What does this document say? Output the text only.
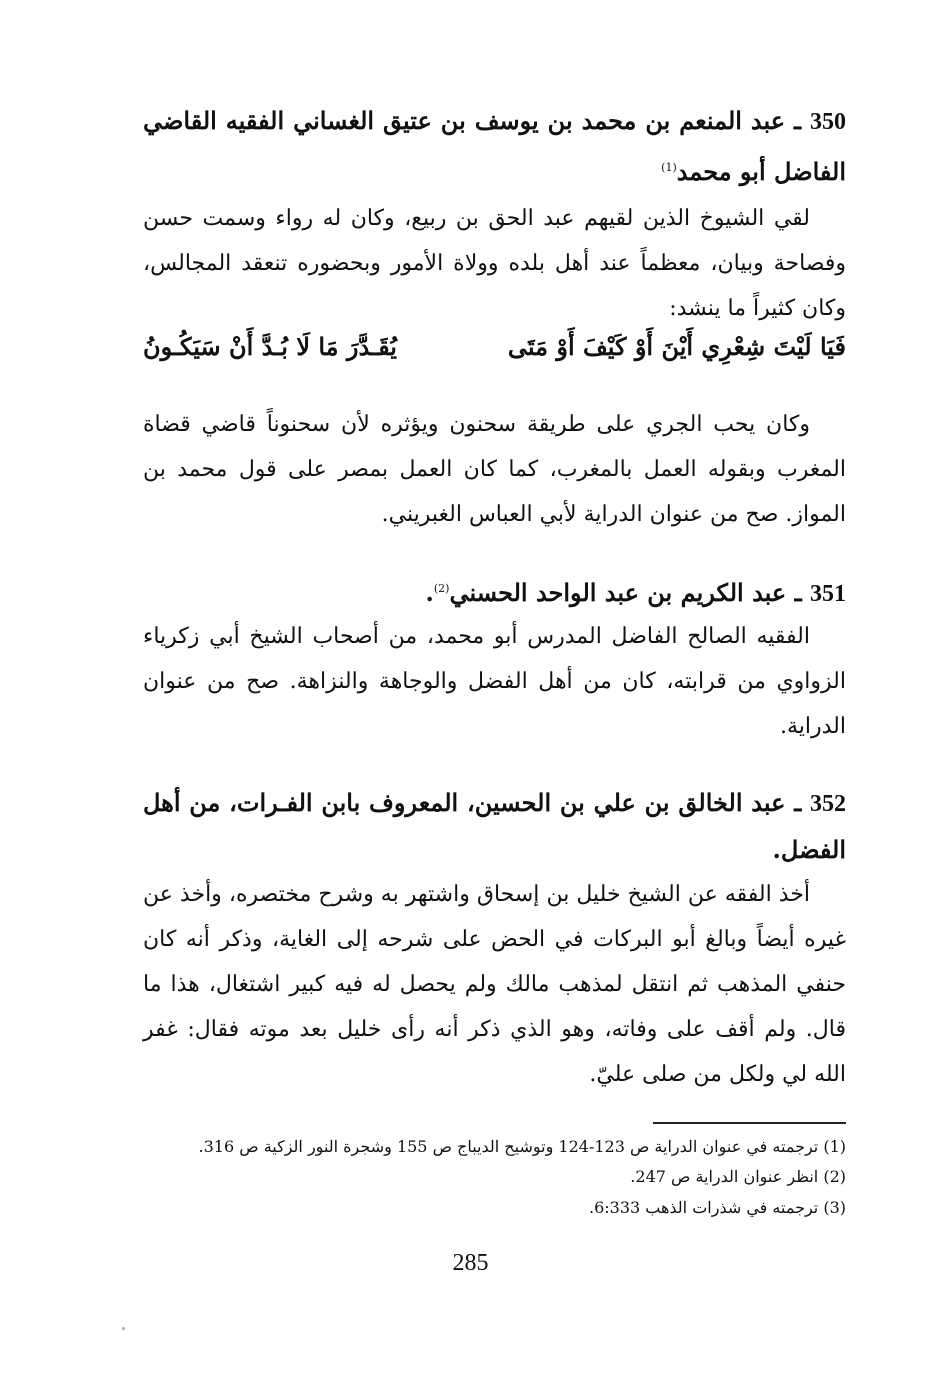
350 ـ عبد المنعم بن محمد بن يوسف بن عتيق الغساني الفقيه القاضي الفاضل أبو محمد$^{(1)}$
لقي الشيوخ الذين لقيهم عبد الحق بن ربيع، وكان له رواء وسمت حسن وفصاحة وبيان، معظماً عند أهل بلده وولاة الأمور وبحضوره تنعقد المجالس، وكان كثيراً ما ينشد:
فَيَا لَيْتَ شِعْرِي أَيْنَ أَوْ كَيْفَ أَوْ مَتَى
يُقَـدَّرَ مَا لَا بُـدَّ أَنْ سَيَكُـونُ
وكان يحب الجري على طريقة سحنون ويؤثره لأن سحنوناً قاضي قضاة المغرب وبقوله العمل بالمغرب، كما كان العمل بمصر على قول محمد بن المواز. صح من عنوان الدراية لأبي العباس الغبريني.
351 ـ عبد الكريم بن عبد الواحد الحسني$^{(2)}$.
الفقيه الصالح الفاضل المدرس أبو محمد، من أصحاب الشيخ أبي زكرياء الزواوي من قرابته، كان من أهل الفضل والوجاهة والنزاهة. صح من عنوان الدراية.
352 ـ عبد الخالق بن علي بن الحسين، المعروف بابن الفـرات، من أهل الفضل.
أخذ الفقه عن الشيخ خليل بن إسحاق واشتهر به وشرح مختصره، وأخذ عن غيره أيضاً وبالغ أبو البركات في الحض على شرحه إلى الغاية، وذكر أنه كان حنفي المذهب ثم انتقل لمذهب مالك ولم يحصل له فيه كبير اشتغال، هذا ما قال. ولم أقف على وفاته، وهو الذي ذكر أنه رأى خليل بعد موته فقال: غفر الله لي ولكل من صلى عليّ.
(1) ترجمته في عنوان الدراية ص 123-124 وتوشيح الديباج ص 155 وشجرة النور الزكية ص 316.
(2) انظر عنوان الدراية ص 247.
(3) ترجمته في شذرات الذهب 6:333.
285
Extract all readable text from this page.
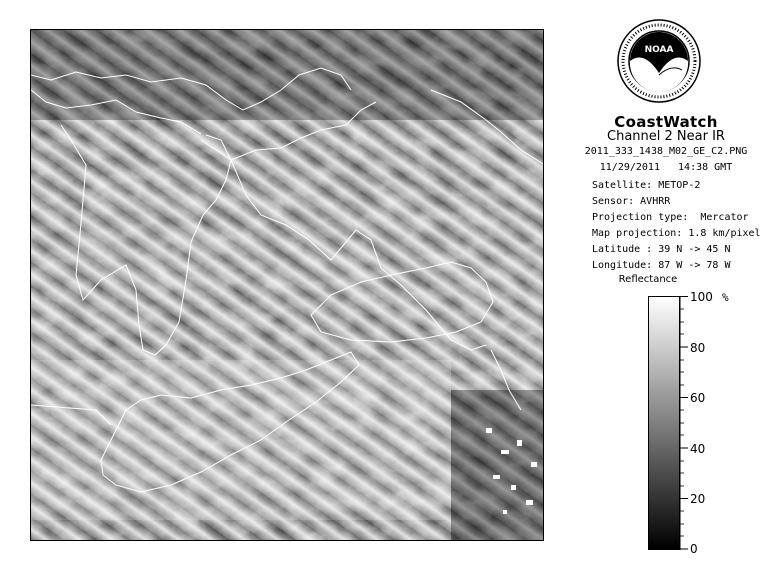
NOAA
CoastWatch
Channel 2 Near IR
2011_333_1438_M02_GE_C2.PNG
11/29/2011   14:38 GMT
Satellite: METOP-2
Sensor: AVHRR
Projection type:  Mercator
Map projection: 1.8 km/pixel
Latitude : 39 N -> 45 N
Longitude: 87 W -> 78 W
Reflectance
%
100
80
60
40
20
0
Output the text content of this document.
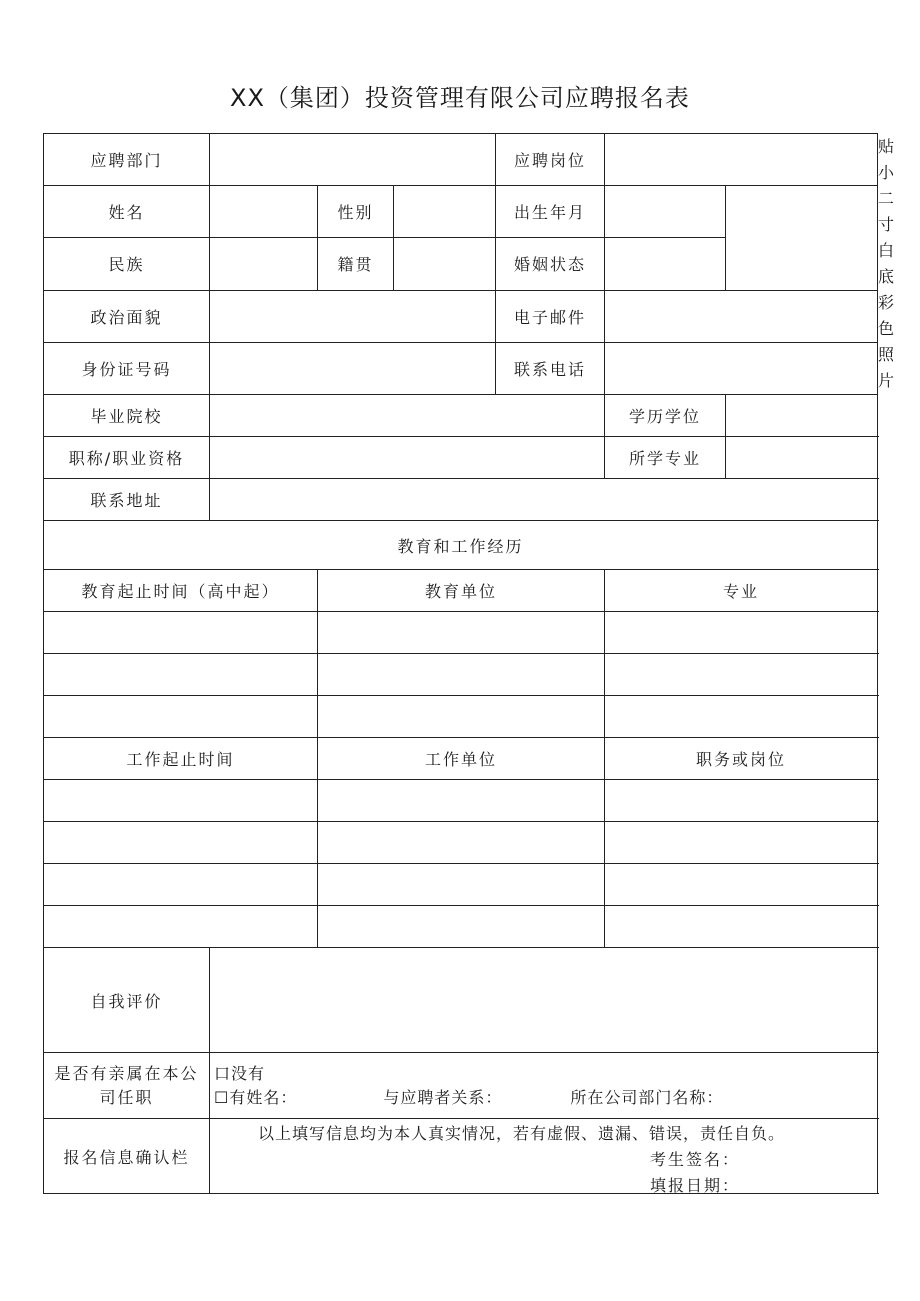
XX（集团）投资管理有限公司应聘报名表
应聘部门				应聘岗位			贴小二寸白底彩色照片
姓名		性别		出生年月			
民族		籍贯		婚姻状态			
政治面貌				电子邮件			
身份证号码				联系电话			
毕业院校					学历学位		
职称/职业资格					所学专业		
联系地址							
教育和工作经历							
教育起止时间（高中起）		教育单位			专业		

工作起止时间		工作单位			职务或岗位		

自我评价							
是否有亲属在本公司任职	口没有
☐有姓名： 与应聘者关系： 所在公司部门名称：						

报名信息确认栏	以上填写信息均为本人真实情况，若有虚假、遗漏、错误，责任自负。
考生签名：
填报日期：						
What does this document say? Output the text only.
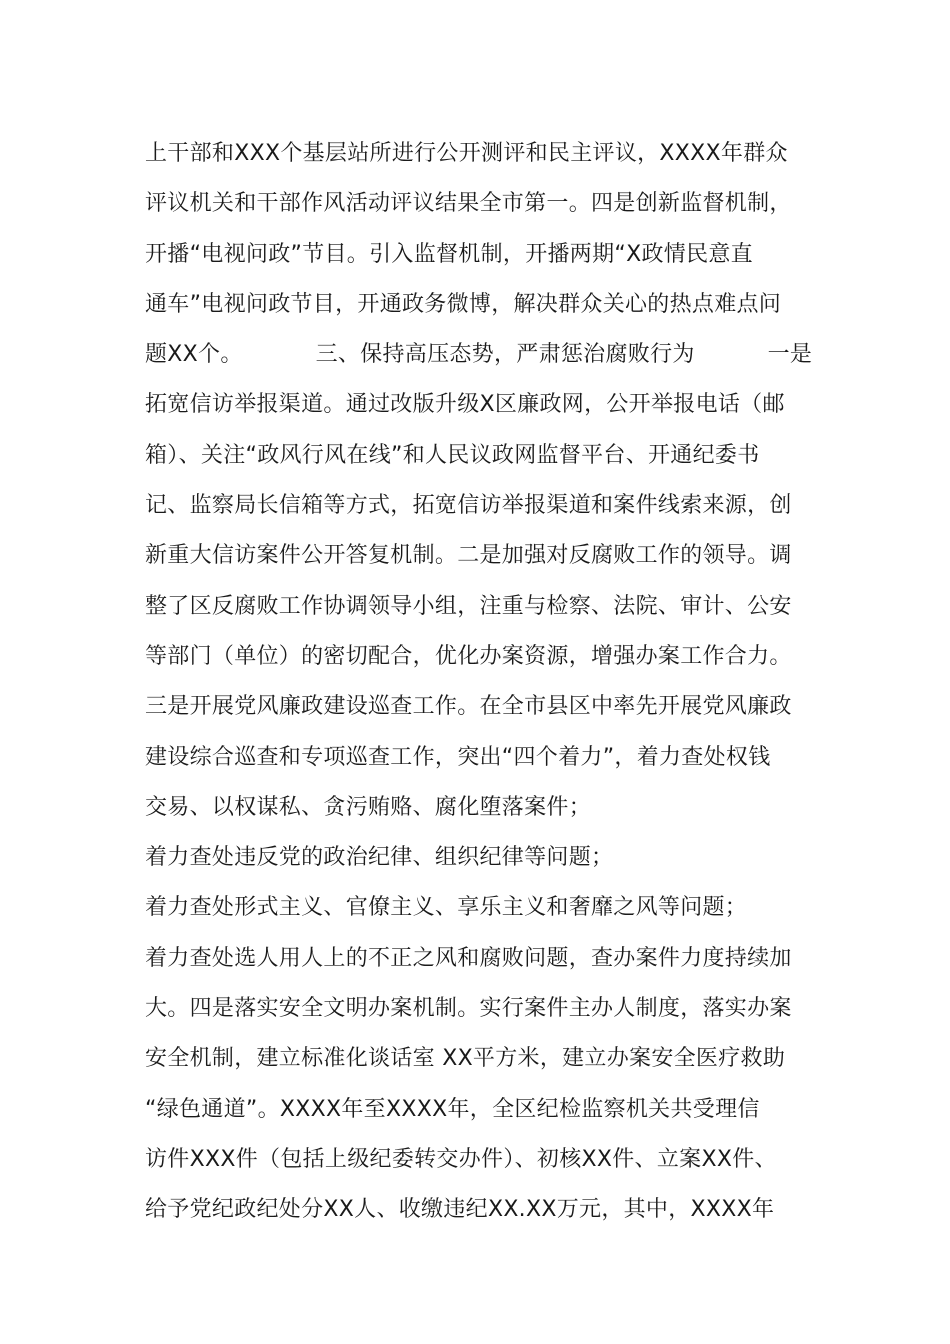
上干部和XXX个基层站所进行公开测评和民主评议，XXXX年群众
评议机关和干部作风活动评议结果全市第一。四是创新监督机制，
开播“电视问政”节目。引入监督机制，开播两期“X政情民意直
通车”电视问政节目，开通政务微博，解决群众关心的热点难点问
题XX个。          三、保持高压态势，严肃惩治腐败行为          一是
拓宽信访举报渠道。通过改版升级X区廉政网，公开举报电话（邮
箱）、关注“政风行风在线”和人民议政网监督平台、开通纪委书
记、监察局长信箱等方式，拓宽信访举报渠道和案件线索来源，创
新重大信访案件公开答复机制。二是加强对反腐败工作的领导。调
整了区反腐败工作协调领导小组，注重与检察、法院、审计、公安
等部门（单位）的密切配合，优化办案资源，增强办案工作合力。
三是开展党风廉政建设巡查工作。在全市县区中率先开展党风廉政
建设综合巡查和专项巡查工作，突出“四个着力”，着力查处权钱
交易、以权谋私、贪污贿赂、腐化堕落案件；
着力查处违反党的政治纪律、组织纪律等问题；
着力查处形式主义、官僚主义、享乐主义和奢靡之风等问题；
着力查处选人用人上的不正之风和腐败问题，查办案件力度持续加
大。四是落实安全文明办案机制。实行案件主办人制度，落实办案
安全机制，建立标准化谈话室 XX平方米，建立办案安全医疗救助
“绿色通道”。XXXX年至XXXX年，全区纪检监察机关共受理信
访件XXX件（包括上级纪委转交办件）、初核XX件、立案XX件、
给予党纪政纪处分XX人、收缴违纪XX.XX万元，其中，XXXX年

━━━

**Set task**
Output the line containing "Extract all readable text from this page." along with every line after it to the end of the material, exactly as written, but without pictures.

**Correct answer**
Extract all readable text from this page.
NOAA
CoastWatch
Channel 2 Near IR
2011_333_1438_M02_GE_C2.PNG
11/29/2011   14:38 GMT
Satellite: METOP-2
Sensor: AVHRR
Projection type:  Mercator
Map projection: 1.8 km/pixel
Latitude : 39 N -> 45 N
Longitude: 87 W -> 78 W
Reflectance
%
100
80
60
40
20
0
Output the text content of this document.
XX（集团）投资管理有限公司应聘报名表
应聘部门				应聘岗位			贴小二寸白底彩色照片
姓名		性别		出生年月			
民族		籍贯		婚姻状态			
政治面貌				电子邮件			
身份证号码				联系电话			
毕业院校					学历学位		
职称/职业资格					所学专业		
联系地址							
教育和工作经历							
教育起止时间（高中起）		教育单位			专业		

工作起止时间		工作单位			职务或岗位		

自我评价							
是否有亲属在本公司任职	口没有
☐有姓名： 与应聘者关系： 所在公司部门名称：						

报名信息确认栏	以上填写信息均为本人真实情况，若有虚假、遗漏、错误，责任自负。
考生签名：
填报日期：						
What does this document say? Output the text only.
上干部和XXX个基层站所进行公开测评和民主评议，XXXX年群众
评议机关和干部作风活动评议结果全市第一。四是创新监督机制，
开播“电视问政”节目。引入监督机制，开播两期“X政情民意直
通车”电视问政节目，开通政务微博，解决群众关心的热点难点问
题XX个。          三、保持高压态势，严肃惩治腐败行为          一是
拓宽信访举报渠道。通过改版升级X区廉政网，公开举报电话（邮
箱）、关注“政风行风在线”和人民议政网监督平台、开通纪委书
记、监察局长信箱等方式，拓宽信访举报渠道和案件线索来源，创
新重大信访案件公开答复机制。二是加强对反腐败工作的领导。调
整了区反腐败工作协调领导小组，注重与检察、法院、审计、公安
等部门（单位）的密切配合，优化办案资源，增强办案工作合力。
三是开展党风廉政建设巡查工作。在全市县区中率先开展党风廉政
建设综合巡查和专项巡查工作，突出“四个着力”，着力查处权钱
交易、以权谋私、贪污贿赂、腐化堕落案件；
着力查处违反党的政治纪律、组织纪律等问题；
着力查处形式主义、官僚主义、享乐主义和奢靡之风等问题；
着力查处选人用人上的不正之风和腐败问题，查办案件力度持续加
大。四是落实安全文明办案机制。实行案件主办人制度，落实办案
安全机制，建立标准化谈话室 XX平方米，建立办案安全医疗救助
“绿色通道”。XXXX年至XXXX年，全区纪检监察机关共受理信
访件XXX件（包括上级纪委转交办件）、初核XX件、立案XX件、
给予党纪政纪处分XX人、收缴违纪XX.XX万元，其中，XXXX年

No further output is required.